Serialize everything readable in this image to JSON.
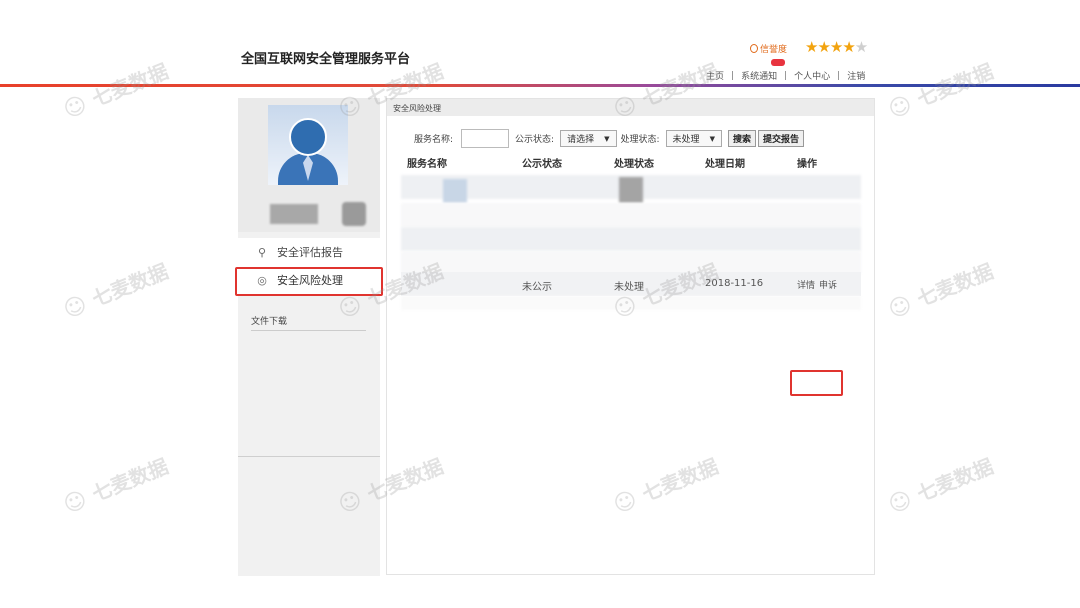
{
  "header": {
    "site_title": "全国互联网安全管理服务平台",
    "credit_label": "信誉度",
    "stars": "★★★★",
    "star_empty": "★",
    "nav": [
      "主页",
      "系统通知",
      "个人中心",
      "注销"
    ]
  },
  "sidebar": {
    "menu": [
      {
        "label": "安全评估报告",
        "icon": "search-icon"
      },
      {
        "label": "安全风险处理",
        "icon": "shield-icon"
      }
    ],
    "downloads_label": "文件下载"
  },
  "main": {
    "panel_title": "安全风险处理",
    "filters": {
      "service_name_label": "服务名称:",
      "publish_status_label": "公示状态:",
      "publish_status_value": "请选择",
      "process_status_label": "处理状态:",
      "process_status_value": "未处理",
      "search_button": "搜索",
      "submit_button": "提交报告"
    },
    "columns": [
      "服务名称",
      "公示状态",
      "处理状态",
      "处理日期",
      "操作"
    ],
    "highlight_row": {
      "publish_status": "未公示",
      "process_status": "未处理",
      "date": "2018-11-16",
      "actions": [
        "详情",
        "申诉"
      ]
    }
  },
  "watermark": "七麦数据",
  "colors": {
    "accent_red": "#e0342f",
    "star_color": "#f2a30f",
    "credit_color": "#e06a1a"
  }
}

────────────────────

- _What to produce_
Return to the listing above and set it down exactly, leaving out its pictures.

- _The response_
Serialize everything readable in this image to JSON.
{
  "header": {
    "site_title": "全国互联网安全管理服务平台",
    "credit_label": "信誉度",
    "stars": "★★★★",
    "star_empty": "★",
    "nav": [
      "主页",
      "系统通知",
      "个人中心",
      "注销"
    ]
  },
  "sidebar": {
    "menu": [
      {
        "label": "安全评估报告",
        "icon": "search-icon"
      },
      {
        "label": "安全风险处理",
        "icon": "shield-icon"
      }
    ],
    "downloads_label": "文件下载"
  },
  "main": {
    "panel_title": "安全风险处理",
    "filters": {
      "service_name_label": "服务名称:",
      "publish_status_label": "公示状态:",
      "publish_status_value": "请选择",
      "process_status_label": "处理状态:",
      "process_status_value": "未处理",
      "search_button": "搜索",
      "submit_button": "提交报告"
    },
    "columns": [
      "服务名称",
      "公示状态",
      "处理状态",
      "处理日期",
      "操作"
    ],
    "highlight_row": {
      "publish_status": "未公示",
      "process_status": "未处理",
      "date": "2018-11-16",
      "actions": [
        "详情",
        "申诉"
      ]
    }
  },
  "watermark": "七麦数据",
  "colors": {
    "accent_red": "#e0342f",
    "star_color": "#f2a30f",
    "credit_color": "#e06a1a"
  }
}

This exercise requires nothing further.